* **Exercise instructions**: Among the lines below, count those with "sammen". Give the total alone.

:: Supplied entries

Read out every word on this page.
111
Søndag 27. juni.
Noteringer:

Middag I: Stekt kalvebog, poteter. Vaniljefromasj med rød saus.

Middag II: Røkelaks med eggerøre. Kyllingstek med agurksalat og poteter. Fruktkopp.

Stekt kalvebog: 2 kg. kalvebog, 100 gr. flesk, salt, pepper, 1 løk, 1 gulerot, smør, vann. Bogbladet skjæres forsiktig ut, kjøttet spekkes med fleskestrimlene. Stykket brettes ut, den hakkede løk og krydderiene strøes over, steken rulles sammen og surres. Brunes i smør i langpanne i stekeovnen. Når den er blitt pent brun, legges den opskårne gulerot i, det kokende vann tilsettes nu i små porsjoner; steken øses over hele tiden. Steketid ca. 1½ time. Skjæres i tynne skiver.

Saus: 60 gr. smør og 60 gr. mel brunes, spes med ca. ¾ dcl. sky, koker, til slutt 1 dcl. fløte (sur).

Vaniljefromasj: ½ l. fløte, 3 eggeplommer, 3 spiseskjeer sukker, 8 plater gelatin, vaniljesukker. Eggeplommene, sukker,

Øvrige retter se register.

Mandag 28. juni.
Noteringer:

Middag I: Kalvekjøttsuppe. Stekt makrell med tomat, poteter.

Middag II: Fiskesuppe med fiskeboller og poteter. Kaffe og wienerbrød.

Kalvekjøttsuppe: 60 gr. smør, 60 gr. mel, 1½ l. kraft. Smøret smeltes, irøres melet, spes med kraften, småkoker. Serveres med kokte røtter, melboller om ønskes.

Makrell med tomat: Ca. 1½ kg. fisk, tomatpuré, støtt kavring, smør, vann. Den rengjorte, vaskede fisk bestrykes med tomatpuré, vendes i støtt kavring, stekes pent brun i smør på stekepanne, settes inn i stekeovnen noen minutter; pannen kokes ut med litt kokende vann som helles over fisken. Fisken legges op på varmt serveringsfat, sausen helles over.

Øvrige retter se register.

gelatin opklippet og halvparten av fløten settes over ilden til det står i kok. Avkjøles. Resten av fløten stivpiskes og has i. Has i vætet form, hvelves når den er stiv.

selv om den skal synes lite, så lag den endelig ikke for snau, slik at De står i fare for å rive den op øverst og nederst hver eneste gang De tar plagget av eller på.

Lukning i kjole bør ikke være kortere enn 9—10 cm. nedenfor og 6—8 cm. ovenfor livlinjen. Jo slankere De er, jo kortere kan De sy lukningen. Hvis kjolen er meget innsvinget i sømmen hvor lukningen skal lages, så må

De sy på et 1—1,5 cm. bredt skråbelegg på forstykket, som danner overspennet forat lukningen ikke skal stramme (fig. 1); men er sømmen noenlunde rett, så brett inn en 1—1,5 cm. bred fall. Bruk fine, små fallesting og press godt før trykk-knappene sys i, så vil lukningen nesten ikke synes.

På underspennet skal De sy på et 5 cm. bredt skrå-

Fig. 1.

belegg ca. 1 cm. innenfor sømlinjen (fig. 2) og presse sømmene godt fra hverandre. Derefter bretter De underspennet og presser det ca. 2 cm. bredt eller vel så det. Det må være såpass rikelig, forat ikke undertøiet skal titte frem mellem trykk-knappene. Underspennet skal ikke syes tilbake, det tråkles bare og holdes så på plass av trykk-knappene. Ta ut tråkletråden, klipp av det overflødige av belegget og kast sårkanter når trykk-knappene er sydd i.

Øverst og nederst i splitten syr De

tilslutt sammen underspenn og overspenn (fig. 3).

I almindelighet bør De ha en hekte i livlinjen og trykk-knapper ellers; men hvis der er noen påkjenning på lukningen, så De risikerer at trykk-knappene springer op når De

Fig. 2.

::::

* **Result of the exercise**: 2